_Exercise_
Change "Twitter" to "Bluesky" in the postmodernism piece, then give the passage again between "This is one" and "the universe worked.", inclusive.

_Article_
Moe Syzslak called it “weird for the sake of weird.” But back in my academy days, whenever I’d interact with self-identified analytic philosophers, they’d often make fun of ‘post-modernism’ as an idea. Or else outright spit abuse at it.
This is one reason I never entirely warmed to the broad style of analytic philosophy – I could always sense a futile anger in that history of contempt for alternative approaches to writing and thinking. I’d think, “Really? You’re going to get that angry about this?”
|I would genuinely like to know if this makes a good|
metaphor to explain what postmodernism is. Please
let me know in the comments, or on Twitter.
But the term postmodern, in its very simplest conception, just means that modernity is over. There was once a thing called modernism, modernity, the modern. An approach to the world and life. A particular set of broad presumptions about how humanity and the universe worked.
So the word postmodern means that, whatever those presumptions are, they no longer hold. The world has changed, and it’s made modernity obsolete.
Like all the traffic signs that remain visible over the waterline of a flooded city. You can see them, you know what they mean, but the roads they’re built to control are five feet below you and you're in a motorboat.
Antonio Negri refers a lot to the postmodern era in Empire and this is exactly what he means every time. Now, he often discusses different aspects of this transition and what’s changed. But if you understand this sense of the term as the most basic, always underlying the more specific explorations, you’ll never scratch your head in any discussion of postmodernism again.
Not as much, anyway.
That transition from modern to postmodern will be a central idea to analyze in my own book Utopias. One image of perfection and progress was shattered in the West. Another had to replace it, but it was going to be a tough battle to work out what that new image would be.
And modernity’s image of social progress was intrinsically corrupt: it depended on the ascendance of a state and a bureaucracy over all of society. More than that, the development of the state was seen in mainstream Western culture as the highest achievement of humanity.
The apologists of imperialism and the European conquest, genocide, and exploitation of foreign peoples weren’t aberrations. Most people excuse the evil actions of their society as grounded in a higher virtue. And they actually believe this higher virtue, because otherwise they’d have to admit that they’re justifying piracy and violence.

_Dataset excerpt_

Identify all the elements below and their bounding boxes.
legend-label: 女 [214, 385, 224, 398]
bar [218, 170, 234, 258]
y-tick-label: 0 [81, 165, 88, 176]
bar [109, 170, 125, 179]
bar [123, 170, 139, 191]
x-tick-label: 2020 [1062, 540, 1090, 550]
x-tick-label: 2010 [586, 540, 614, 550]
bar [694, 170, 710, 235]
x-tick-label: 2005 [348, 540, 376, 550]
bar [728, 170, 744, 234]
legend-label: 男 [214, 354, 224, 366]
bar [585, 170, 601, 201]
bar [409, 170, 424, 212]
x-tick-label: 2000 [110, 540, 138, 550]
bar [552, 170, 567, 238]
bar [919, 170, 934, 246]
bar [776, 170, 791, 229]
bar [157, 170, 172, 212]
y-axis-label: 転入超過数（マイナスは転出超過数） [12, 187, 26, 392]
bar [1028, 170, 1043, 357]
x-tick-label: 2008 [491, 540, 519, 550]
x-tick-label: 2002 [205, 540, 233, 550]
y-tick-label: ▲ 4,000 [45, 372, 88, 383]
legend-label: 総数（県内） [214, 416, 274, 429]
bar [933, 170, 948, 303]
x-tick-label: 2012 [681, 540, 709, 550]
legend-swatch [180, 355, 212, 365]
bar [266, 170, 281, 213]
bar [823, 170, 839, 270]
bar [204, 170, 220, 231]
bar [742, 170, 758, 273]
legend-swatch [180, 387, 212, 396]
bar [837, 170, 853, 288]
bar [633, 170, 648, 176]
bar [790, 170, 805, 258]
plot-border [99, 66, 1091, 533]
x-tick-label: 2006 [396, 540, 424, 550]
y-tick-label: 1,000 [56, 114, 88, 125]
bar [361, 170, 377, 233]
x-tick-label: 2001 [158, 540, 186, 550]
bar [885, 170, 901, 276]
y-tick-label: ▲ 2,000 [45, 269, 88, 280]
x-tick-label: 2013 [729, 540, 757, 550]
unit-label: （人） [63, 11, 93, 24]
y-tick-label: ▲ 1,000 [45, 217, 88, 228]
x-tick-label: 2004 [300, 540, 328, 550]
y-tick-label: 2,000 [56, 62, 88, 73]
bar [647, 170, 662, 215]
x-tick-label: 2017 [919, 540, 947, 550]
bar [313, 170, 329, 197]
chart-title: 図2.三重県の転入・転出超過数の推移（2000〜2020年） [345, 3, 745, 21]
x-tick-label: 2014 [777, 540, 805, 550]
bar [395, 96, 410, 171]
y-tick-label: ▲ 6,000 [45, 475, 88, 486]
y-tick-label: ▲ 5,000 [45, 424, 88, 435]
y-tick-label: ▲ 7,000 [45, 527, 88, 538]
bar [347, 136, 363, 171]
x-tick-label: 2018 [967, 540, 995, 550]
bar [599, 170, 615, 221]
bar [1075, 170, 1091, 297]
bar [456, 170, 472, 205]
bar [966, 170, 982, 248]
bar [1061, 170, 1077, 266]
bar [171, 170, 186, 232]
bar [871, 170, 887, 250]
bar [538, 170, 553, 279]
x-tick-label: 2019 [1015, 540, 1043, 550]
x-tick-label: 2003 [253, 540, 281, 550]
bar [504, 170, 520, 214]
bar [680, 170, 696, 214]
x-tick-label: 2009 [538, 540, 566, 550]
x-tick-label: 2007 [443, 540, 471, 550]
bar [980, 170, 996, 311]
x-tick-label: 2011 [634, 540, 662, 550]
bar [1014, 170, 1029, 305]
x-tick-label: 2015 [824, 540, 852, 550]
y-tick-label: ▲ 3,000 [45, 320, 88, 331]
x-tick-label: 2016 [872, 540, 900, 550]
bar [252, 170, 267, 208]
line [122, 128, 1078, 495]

_Finished task_
This is one reason I never entirely warmed to the broad style of analytic philosophy – I could always sense a futile anger in that history of contempt for alternative approaches to writing and thinking. I’d think, “Really? You’re going to get that angry about this?”
|I would genuinely like to know if this makes a good|
metaphor to explain what postmodernism is. Please
let me know in the comments, or on Bluesky.
But the term postmodern, in its very simplest conception, just means that modernity is over. There was once a thing called modernism, modernity, the modern. An approach to the world and life. A particular set of broad presumptions about how humanity and the universe worked.